Work required:
Count every line in the entries that contains "this". Report that count alone.

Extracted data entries
======
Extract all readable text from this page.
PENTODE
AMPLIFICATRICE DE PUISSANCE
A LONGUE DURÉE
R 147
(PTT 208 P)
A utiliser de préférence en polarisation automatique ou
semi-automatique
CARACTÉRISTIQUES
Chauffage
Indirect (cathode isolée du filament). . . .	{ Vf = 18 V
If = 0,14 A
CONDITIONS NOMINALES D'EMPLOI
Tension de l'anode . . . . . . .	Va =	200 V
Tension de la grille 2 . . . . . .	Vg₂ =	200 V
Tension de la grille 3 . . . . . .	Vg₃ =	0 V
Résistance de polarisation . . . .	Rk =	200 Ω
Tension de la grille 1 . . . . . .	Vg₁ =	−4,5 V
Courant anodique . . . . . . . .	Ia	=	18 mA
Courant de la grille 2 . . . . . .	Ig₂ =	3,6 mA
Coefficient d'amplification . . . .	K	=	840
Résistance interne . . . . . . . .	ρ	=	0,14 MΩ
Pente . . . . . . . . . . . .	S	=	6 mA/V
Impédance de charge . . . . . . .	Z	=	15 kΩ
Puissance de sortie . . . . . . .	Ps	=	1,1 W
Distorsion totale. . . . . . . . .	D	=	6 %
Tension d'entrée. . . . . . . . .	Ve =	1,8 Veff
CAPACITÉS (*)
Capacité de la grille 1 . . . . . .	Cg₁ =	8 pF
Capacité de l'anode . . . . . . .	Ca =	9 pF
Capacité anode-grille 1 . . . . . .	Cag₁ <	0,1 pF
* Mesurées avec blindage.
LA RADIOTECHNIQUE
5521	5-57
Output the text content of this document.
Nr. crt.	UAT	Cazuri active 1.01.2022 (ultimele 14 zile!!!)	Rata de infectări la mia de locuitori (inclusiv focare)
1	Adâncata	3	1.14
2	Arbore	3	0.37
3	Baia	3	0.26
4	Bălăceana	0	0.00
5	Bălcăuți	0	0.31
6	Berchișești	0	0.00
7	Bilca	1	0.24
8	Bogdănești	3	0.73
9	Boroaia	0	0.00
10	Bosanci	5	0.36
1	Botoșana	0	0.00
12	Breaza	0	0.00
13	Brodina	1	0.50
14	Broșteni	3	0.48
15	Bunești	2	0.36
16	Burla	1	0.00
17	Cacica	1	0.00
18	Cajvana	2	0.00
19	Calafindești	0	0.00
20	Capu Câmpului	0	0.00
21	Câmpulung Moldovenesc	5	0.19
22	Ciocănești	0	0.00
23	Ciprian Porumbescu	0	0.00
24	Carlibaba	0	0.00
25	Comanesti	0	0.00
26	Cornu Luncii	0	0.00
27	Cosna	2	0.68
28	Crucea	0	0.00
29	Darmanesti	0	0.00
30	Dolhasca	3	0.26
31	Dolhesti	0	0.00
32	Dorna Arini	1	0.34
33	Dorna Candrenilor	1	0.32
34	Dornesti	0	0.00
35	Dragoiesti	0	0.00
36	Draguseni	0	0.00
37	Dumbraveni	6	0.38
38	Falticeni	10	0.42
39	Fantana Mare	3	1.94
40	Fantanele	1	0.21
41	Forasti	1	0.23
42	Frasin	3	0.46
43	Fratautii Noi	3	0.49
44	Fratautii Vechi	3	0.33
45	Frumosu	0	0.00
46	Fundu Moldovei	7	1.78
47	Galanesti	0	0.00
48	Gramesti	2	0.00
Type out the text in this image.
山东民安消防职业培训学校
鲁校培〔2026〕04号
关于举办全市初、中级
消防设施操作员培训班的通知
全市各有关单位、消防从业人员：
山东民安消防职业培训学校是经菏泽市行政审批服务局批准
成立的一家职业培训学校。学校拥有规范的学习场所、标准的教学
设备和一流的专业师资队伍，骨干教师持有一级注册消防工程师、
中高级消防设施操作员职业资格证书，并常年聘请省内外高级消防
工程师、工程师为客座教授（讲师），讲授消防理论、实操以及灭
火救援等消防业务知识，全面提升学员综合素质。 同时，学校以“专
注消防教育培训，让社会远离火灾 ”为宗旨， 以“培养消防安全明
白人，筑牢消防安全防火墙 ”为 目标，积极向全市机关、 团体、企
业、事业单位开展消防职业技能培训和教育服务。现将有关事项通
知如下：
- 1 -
======
The solution:
3